» **Work required**: Render every line of the records below as a Markdown table with two columns, Row for the row number and Line for the line itself, omitting any blank lines.

• • • • • • •

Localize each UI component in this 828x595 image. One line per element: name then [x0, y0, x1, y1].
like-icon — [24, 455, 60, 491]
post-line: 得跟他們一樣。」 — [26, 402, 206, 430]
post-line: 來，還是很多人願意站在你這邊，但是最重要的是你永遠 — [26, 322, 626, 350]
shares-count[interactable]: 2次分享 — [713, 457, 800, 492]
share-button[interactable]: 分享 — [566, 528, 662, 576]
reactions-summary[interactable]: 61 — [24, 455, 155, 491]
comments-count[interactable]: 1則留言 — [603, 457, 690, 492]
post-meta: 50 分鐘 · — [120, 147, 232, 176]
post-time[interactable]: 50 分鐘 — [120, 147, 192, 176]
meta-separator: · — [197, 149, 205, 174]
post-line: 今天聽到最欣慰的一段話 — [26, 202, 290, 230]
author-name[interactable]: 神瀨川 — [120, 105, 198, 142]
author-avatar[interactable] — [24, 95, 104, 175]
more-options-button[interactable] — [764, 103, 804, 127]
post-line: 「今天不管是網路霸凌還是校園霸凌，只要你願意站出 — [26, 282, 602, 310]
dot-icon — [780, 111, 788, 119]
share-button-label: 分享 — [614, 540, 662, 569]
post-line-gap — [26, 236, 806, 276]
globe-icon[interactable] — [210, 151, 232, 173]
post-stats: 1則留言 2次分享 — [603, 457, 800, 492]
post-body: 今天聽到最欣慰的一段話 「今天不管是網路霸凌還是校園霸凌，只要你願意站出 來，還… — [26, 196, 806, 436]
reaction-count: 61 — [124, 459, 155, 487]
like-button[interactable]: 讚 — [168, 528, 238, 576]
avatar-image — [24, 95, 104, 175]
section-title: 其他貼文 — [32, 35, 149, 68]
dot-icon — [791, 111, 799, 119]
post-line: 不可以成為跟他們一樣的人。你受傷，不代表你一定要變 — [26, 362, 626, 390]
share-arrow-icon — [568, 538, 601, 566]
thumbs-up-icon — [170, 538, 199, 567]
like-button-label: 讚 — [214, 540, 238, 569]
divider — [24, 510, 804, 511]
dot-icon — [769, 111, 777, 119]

• • • • • • •

» **Output for this task**:
| Row | Line |
|---|---|
| 1 | Localize each UI component in this 828x595 image. One line per element: name then [x0, y0, x1, y1]. |
| 2 | like-icon — [24, 455, 60, 491] |
| 3 | post-line: 得跟他們一樣。」 — [26, 402, 206, 430] |
| 4 | post-line: 來，還是很多人願意站在你這邊，但是最重要的是你永遠 — [26, 322, 626, 350] |
| 5 | shares-count[interactable]: 2次分享 — [713, 457, 800, 492] |
| 6 | share-button[interactable]: 分享 — [566, 528, 662, 576] |
| 7 | reactions-summary[interactable]: 61 — [24, 455, 155, 491] |
| 8 | comments-count[interactable]: 1則留言 — [603, 457, 690, 492] |
| 9 | post-meta: 50 分鐘 · — [120, 147, 232, 176] |
| 10 | post-time[interactable]: 50 分鐘 — [120, 147, 192, 176] |
| 11 | meta-separator: · — [197, 149, 205, 174] |
| 12 | post-line: 今天聽到最欣慰的一段話 — [26, 202, 290, 230] |
| 13 | author-name[interactable]: 神瀨川 — [120, 105, 198, 142] |
| 14 | author-avatar[interactable] — [24, 95, 104, 175] |
| 15 | more-options-button[interactable] — [764, 103, 804, 127] |
| 16 | post-line: 「今天不管是網路霸凌還是校園霸凌，只要你願意站出 — [26, 282, 602, 310] |
| 17 | dot-icon — [780, 111, 788, 119] |
| 18 | share-button-label: 分享 — [614, 540, 662, 569] |
| 19 | post-line-gap — [26, 236, 806, 276] |
| 20 | globe-icon[interactable] — [210, 151, 232, 173] |
| 21 | post-stats: 1則留言 2次分享 — [603, 457, 800, 492] |
| 22 | post-body: 今天聽到最欣慰的一段話 「今天不管是網路霸凌還是校園霸凌，只要你願意站出 來，還… — [26, 196, 806, 436] |
| 23 | reaction-count: 61 — [124, 459, 155, 487] |
| 24 | like-button[interactable]: 讚 — [168, 528, 238, 576] |
| 25 | avatar-image — [24, 95, 104, 175] |
| 26 | section-title: 其他貼文 — [32, 35, 149, 68] |
| 27 | dot-icon — [791, 111, 799, 119] |
| 28 | post-line: 不可以成為跟他們一樣的人。你受傷，不代表你一定要變 — [26, 362, 626, 390] |
| 29 | share-arrow-icon — [568, 538, 601, 566] |
| 30 | thumbs-up-icon — [170, 538, 199, 567] |
| 31 | like-button-label: 讚 — [214, 540, 238, 569] |
| 32 | divider — [24, 510, 804, 511] |
| 33 | dot-icon — [769, 111, 777, 119] |